== EXERCISE MATERIALS
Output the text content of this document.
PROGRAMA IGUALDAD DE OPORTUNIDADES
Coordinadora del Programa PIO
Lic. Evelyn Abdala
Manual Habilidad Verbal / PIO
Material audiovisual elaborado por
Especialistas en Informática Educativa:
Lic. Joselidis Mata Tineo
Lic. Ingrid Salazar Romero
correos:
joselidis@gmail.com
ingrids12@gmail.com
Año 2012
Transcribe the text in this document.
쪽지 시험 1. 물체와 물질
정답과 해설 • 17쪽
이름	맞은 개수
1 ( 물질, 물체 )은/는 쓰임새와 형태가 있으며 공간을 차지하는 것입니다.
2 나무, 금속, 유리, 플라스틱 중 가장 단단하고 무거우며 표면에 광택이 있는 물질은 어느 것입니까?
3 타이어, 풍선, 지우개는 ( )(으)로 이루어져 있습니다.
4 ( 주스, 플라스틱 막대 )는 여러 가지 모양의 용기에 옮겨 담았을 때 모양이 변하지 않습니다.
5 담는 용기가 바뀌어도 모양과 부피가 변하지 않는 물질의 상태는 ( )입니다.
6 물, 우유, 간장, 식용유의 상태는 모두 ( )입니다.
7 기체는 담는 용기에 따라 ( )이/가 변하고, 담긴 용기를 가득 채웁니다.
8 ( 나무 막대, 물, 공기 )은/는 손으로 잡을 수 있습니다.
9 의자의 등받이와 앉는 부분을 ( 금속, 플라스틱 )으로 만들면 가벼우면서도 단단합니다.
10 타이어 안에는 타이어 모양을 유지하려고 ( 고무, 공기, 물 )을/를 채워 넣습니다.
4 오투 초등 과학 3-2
====
=== GIVEN TASK ===
Copy every line in the listing above where the string "this" turns up.

=== WRITTEN ANSWER ===
Output the text content of this document.
Transcribe the text in this document.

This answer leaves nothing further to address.